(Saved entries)
━━━━━━━━━━━━━━━━━━━━━━━━━━━━━━

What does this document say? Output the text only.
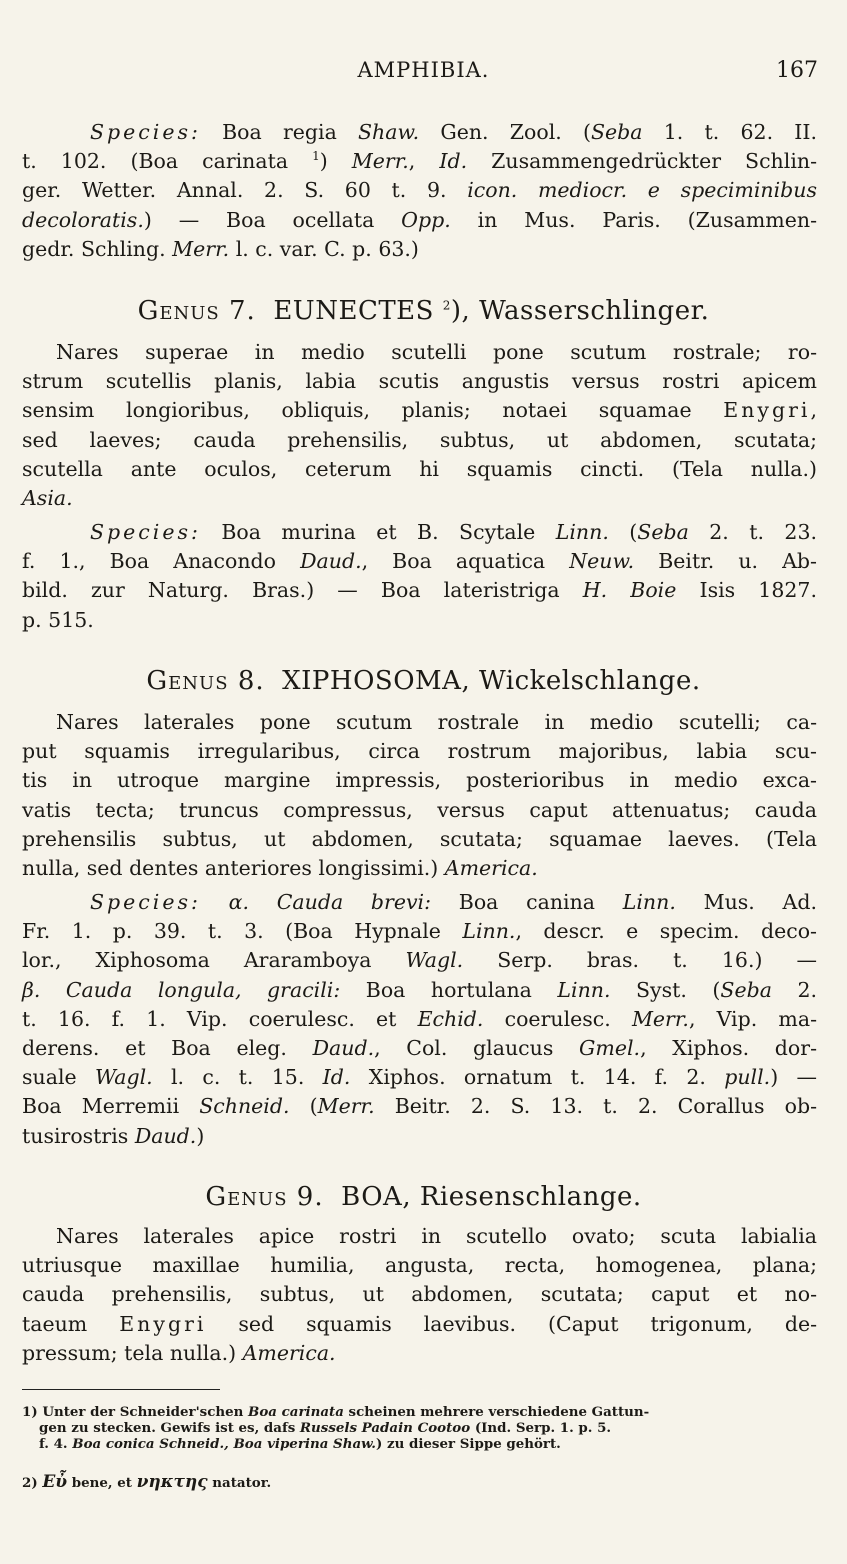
AMPHIBIA.	167
Species: Boa regia Shaw. Gen. Zool. (Seba 1. t. 62. II.
t. 102. (Boa carinata $^1$) Merr., Id. Zusammengedrückter Schlin-
ger. Wetter. Annal. 2. S. 60 t. 9. icon. mediocr. e speciminibus
decoloratis.) — Boa ocellata Opp. in Mus. Paris. (Zusammen-
gedr. Schling. Merr. l. c. var. C. p. 63.)
Genus 7. EUNECTES $^2$), Wasserschlinger.
Nares superae in medio scutelli pone scutum rostrale; ro-
strum scutellis planis, labia scutis angustis versus rostri apicem
sensim longioribus, obliquis, planis; notaei squamae Enygri,
sed laeves; cauda prehensilis, subtus, ut abdomen, scutata;
scutella ante oculos, ceterum hi squamis cincti. (Tela nulla.)
Asia.
Species: Boa murina et B. Scytale Linn. (Seba 2. t. 23.
f. 1., Boa Anacondo Daud., Boa aquatica Neuw. Beitr. u. Ab-
bild. zur Naturg. Bras.) — Boa lateristriga H. Boie Isis 1827.
p. 515.
Genus 8. XIPHOSOMA, Wickelschlange.
Nares laterales pone scutum rostrale in medio scutelli; ca-
put squamis irregularibus, circa rostrum majoribus, labia scu-
tis in utroque margine impressis, posterioribus in medio exca-
vatis tecta; truncus compressus, versus caput attenuatus; cauda
prehensilis subtus, ut abdomen, scutata; squamae laeves. (Tela
nulla, sed dentes anteriores longissimi.) America.
Species: α. Cauda brevi: Boa canina Linn. Mus. Ad.
Fr. 1. p. 39. t. 3. (Boa Hypnale Linn., descr. e specim. deco-
lor., Xiphosoma Araramboya Wagl. Serp. bras. t. 16.) —
β. Cauda longula, gracili: Boa hortulana Linn. Syst. (Seba 2.
t. 16. f. 1. Vip. coerulesc. et Echid. coerulesc. Merr., Vip. ma-
derens. et Boa eleg. Daud., Col. glaucus Gmel., Xiphos. dor-
suale Wagl. l. c. t. 15. Id. Xiphos. ornatum t. 14. f. 2. pull.) —
Boa Merremii Schneid. (Merr. Beitr. 2. S. 13. t. 2. Corallus ob-
tusirostris Daud.)
Genus 9. BOA, Riesenschlange.
Nares laterales apice rostri in scutello ovato; scuta labialia
utriusque maxillae humilia, angusta, recta, homogenea, plana;
cauda prehensilis, subtus, ut abdomen, scutata; caput et no-
taeum Enygri sed squamis laevibus. (Caput trigonum, de-
pressum; tela nulla.) America.
1) Unter der Schneider'schen Boa carinata scheinen mehrere verschiedene Gattun-
gen zu stecken. Gewifs ist es, dafs Russels Padain Cootoo (Ind. Serp. 1. p. 5.
f. 4. Boa conica Schneid., Boa viperina Shaw.) zu dieser Sippe gehört.
2) Εὖ bene, et νηκτης natator.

━━━━━━━━━━━━━━━━━━━━━━━━━━━━━━

▶ _Problem description_
Drop the images and repeat the data exactly.

▶ _Result of this task_
What does this document say? Output the text only.
AMPHIBIA.	167
Species: Boa regia Shaw. Gen. Zool. (Seba 1. t. 62. II.
t. 102. (Boa carinata $^1$) Merr., Id. Zusammengedrückter Schlin-
ger. Wetter. Annal. 2. S. 60 t. 9. icon. mediocr. e speciminibus
decoloratis.) — Boa ocellata Opp. in Mus. Paris. (Zusammen-
gedr. Schling. Merr. l. c. var. C. p. 63.)
Genus 7. EUNECTES $^2$), Wasserschlinger.
Nares superae in medio scutelli pone scutum rostrale; ro-
strum scutellis planis, labia scutis angustis versus rostri apicem
sensim longioribus, obliquis, planis; notaei squamae Enygri,
sed laeves; cauda prehensilis, subtus, ut abdomen, scutata;
scutella ante oculos, ceterum hi squamis cincti. (Tela nulla.)
Asia.
Species: Boa murina et B. Scytale Linn. (Seba 2. t. 23.
f. 1., Boa Anacondo Daud., Boa aquatica Neuw. Beitr. u. Ab-
bild. zur Naturg. Bras.) — Boa lateristriga H. Boie Isis 1827.
p. 515.
Genus 8. XIPHOSOMA, Wickelschlange.
Nares laterales pone scutum rostrale in medio scutelli; ca-
put squamis irregularibus, circa rostrum majoribus, labia scu-
tis in utroque margine impressis, posterioribus in medio exca-
vatis tecta; truncus compressus, versus caput attenuatus; cauda
prehensilis subtus, ut abdomen, scutata; squamae laeves. (Tela
nulla, sed dentes anteriores longissimi.) America.
Species: α. Cauda brevi: Boa canina Linn. Mus. Ad.
Fr. 1. p. 39. t. 3. (Boa Hypnale Linn., descr. e specim. deco-
lor., Xiphosoma Araramboya Wagl. Serp. bras. t. 16.) —
β. Cauda longula, gracili: Boa hortulana Linn. Syst. (Seba 2.
t. 16. f. 1. Vip. coerulesc. et Echid. coerulesc. Merr., Vip. ma-
derens. et Boa eleg. Daud., Col. glaucus Gmel., Xiphos. dor-
suale Wagl. l. c. t. 15. Id. Xiphos. ornatum t. 14. f. 2. pull.) —
Boa Merremii Schneid. (Merr. Beitr. 2. S. 13. t. 2. Corallus ob-
tusirostris Daud.)
Genus 9. BOA, Riesenschlange.
Nares laterales apice rostri in scutello ovato; scuta labialia
utriusque maxillae humilia, angusta, recta, homogenea, plana;
cauda prehensilis, subtus, ut abdomen, scutata; caput et no-
taeum Enygri sed squamis laevibus. (Caput trigonum, de-
pressum; tela nulla.) America.
1) Unter der Schneider'schen Boa carinata scheinen mehrere verschiedene Gattun-
gen zu stecken. Gewifs ist es, dafs Russels Padain Cootoo (Ind. Serp. 1. p. 5.
f. 4. Boa conica Schneid., Boa viperina Shaw.) zu dieser Sippe gehört.
2) Εὖ bene, et νηκτης natator.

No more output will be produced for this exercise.